◆ **Instruction**
Reproduce the listing below verbatim.

◆ **Entries supplied**
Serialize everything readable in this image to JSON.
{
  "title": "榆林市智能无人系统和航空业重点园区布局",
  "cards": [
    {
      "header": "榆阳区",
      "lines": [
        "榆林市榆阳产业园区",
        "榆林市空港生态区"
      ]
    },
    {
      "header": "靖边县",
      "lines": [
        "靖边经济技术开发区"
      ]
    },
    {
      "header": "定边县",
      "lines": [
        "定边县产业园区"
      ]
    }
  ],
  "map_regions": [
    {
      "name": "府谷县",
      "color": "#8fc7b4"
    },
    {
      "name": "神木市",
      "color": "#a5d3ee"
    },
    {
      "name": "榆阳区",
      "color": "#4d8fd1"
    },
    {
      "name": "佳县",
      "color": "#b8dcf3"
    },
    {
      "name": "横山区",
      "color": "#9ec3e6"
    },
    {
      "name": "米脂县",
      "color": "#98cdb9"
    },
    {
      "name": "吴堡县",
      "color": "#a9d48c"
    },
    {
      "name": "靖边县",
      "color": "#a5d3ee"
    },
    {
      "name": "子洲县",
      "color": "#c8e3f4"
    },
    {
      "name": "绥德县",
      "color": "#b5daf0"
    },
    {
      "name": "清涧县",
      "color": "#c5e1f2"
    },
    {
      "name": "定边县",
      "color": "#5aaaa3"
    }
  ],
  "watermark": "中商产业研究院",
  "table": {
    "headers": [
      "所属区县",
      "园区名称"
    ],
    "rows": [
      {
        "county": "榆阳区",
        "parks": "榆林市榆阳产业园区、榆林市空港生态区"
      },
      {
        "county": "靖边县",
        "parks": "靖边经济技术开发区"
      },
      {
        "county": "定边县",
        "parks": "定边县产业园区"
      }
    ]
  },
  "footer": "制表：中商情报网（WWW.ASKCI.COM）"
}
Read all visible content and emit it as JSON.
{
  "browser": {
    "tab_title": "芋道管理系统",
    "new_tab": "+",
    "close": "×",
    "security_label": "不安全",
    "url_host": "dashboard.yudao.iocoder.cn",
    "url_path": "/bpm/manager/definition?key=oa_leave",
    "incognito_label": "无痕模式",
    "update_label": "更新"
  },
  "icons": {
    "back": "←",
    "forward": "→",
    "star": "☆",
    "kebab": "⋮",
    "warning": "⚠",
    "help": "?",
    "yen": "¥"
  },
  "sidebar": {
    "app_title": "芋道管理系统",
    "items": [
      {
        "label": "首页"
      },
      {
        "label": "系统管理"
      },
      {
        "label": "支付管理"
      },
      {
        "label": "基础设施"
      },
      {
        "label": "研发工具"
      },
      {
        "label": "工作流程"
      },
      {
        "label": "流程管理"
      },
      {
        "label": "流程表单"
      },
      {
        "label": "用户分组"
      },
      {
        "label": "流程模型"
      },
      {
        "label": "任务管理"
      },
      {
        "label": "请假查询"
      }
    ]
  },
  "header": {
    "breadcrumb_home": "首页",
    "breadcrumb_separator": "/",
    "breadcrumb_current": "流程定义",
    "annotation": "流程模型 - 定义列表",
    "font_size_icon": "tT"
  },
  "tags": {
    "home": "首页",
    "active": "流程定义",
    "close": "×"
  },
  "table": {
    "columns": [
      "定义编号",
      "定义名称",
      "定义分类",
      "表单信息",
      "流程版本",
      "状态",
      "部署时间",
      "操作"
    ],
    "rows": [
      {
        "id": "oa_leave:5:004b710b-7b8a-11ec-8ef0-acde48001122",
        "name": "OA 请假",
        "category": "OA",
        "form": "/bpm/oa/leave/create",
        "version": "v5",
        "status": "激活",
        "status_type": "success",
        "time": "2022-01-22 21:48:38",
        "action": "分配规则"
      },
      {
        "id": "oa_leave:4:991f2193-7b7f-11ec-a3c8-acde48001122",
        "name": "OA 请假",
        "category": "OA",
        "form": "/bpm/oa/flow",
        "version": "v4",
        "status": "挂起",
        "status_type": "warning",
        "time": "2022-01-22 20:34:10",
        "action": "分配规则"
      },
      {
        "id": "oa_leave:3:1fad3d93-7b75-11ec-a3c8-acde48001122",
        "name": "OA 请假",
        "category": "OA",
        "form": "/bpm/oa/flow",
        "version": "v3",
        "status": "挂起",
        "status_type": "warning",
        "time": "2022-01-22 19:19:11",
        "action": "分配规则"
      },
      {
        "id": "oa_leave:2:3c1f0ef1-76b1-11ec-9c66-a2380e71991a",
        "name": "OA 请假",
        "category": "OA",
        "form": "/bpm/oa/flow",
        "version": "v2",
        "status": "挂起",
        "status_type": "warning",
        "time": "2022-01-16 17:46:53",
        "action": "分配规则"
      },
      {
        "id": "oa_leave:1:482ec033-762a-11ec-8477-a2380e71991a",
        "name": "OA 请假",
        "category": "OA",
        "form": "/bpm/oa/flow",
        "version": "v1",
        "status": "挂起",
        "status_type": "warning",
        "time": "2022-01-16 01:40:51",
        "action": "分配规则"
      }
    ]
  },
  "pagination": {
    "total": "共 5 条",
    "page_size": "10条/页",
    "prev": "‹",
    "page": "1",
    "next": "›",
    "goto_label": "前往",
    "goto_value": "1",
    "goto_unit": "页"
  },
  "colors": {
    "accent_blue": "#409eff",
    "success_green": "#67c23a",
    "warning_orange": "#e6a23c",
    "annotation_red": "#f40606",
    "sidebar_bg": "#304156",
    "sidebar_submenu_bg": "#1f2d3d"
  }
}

◆ **Response**
Serialize everything readable in this image to JSON.
{
  "title": "榆林市智能无人系统和航空业重点园区布局",
  "cards": [
    {
      "header": "榆阳区",
      "lines": [
        "榆林市榆阳产业园区",
        "榆林市空港生态区"
      ]
    },
    {
      "header": "靖边县",
      "lines": [
        "靖边经济技术开发区"
      ]
    },
    {
      "header": "定边县",
      "lines": [
        "定边县产业园区"
      ]
    }
  ],
  "map_regions": [
    {
      "name": "府谷县",
      "color": "#8fc7b4"
    },
    {
      "name": "神木市",
      "color": "#a5d3ee"
    },
    {
      "name": "榆阳区",
      "color": "#4d8fd1"
    },
    {
      "name": "佳县",
      "color": "#b8dcf3"
    },
    {
      "name": "横山区",
      "color": "#9ec3e6"
    },
    {
      "name": "米脂县",
      "color": "#98cdb9"
    },
    {
      "name": "吴堡县",
      "color": "#a9d48c"
    },
    {
      "name": "靖边县",
      "color": "#a5d3ee"
    },
    {
      "name": "子洲县",
      "color": "#c8e3f4"
    },
    {
      "name": "绥德县",
      "color": "#b5daf0"
    },
    {
      "name": "清涧县",
      "color": "#c5e1f2"
    },
    {
      "name": "定边县",
      "color": "#5aaaa3"
    }
  ],
  "watermark": "中商产业研究院",
  "table": {
    "headers": [
      "所属区县",
      "园区名称"
    ],
    "rows": [
      {
        "county": "榆阳区",
        "parks": "榆林市榆阳产业园区、榆林市空港生态区"
      },
      {
        "county": "靖边县",
        "parks": "靖边经济技术开发区"
      },
      {
        "county": "定边县",
        "parks": "定边县产业园区"
      }
    ]
  },
  "footer": "制表：中商情报网（WWW.ASKCI.COM）"
}
Read all visible content and emit it as JSON.
{
  "browser": {
    "tab_title": "芋道管理系统",
    "new_tab": "+",
    "close": "×",
    "security_label": "不安全",
    "url_host": "dashboard.yudao.iocoder.cn",
    "url_path": "/bpm/manager/definition?key=oa_leave",
    "incognito_label": "无痕模式",
    "update_label": "更新"
  },
  "icons": {
    "back": "←",
    "forward": "→",
    "star": "☆",
    "kebab": "⋮",
    "warning": "⚠",
    "help": "?",
    "yen": "¥"
  },
  "sidebar": {
    "app_title": "芋道管理系统",
    "items": [
      {
        "label": "首页"
      },
      {
        "label": "系统管理"
      },
      {
        "label": "支付管理"
      },
      {
        "label": "基础设施"
      },
      {
        "label": "研发工具"
      },
      {
        "label": "工作流程"
      },
      {
        "label": "流程管理"
      },
      {
        "label": "流程表单"
      },
      {
        "label": "用户分组"
      },
      {
        "label": "流程模型"
      },
      {
        "label": "任务管理"
      },
      {
        "label": "请假查询"
      }
    ]
  },
  "header": {
    "breadcrumb_home": "首页",
    "breadcrumb_separator": "/",
    "breadcrumb_current": "流程定义",
    "annotation": "流程模型 - 定义列表",
    "font_size_icon": "tT"
  },
  "tags": {
    "home": "首页",
    "active": "流程定义",
    "close": "×"
  },
  "table": {
    "columns": [
      "定义编号",
      "定义名称",
      "定义分类",
      "表单信息",
      "流程版本",
      "状态",
      "部署时间",
      "操作"
    ],
    "rows": [
      {
        "id": "oa_leave:5:004b710b-7b8a-11ec-8ef0-acde48001122",
        "name": "OA 请假",
        "category": "OA",
        "form": "/bpm/oa/leave/create",
        "version": "v5",
        "status": "激活",
        "status_type": "success",
        "time": "2022-01-22 21:48:38",
        "action": "分配规则"
      },
      {
        "id": "oa_leave:4:991f2193-7b7f-11ec-a3c8-acde48001122",
        "name": "OA 请假",
        "category": "OA",
        "form": "/bpm/oa/flow",
        "version": "v4",
        "status": "挂起",
        "status_type": "warning",
        "time": "2022-01-22 20:34:10",
        "action": "分配规则"
      },
      {
        "id": "oa_leave:3:1fad3d93-7b75-11ec-a3c8-acde48001122",
        "name": "OA 请假",
        "category": "OA",
        "form": "/bpm/oa/flow",
        "version": "v3",
        "status": "挂起",
        "status_type": "warning",
        "time": "2022-01-22 19:19:11",
        "action": "分配规则"
      },
      {
        "id": "oa_leave:2:3c1f0ef1-76b1-11ec-9c66-a2380e71991a",
        "name": "OA 请假",
        "category": "OA",
        "form": "/bpm/oa/flow",
        "version": "v2",
        "status": "挂起",
        "status_type": "warning",
        "time": "2022-01-16 17:46:53",
        "action": "分配规则"
      },
      {
        "id": "oa_leave:1:482ec033-762a-11ec-8477-a2380e71991a",
        "name": "OA 请假",
        "category": "OA",
        "form": "/bpm/oa/flow",
        "version": "v1",
        "status": "挂起",
        "status_type": "warning",
        "time": "2022-01-16 01:40:51",
        "action": "分配规则"
      }
    ]
  },
  "pagination": {
    "total": "共 5 条",
    "page_size": "10条/页",
    "prev": "‹",
    "page": "1",
    "next": "›",
    "goto_label": "前往",
    "goto_value": "1",
    "goto_unit": "页"
  },
  "colors": {
    "accent_blue": "#409eff",
    "success_green": "#67c23a",
    "warning_orange": "#e6a23c",
    "annotation_red": "#f40606",
    "sidebar_bg": "#304156",
    "sidebar_submenu_bg": "#1f2d3d"
  }
}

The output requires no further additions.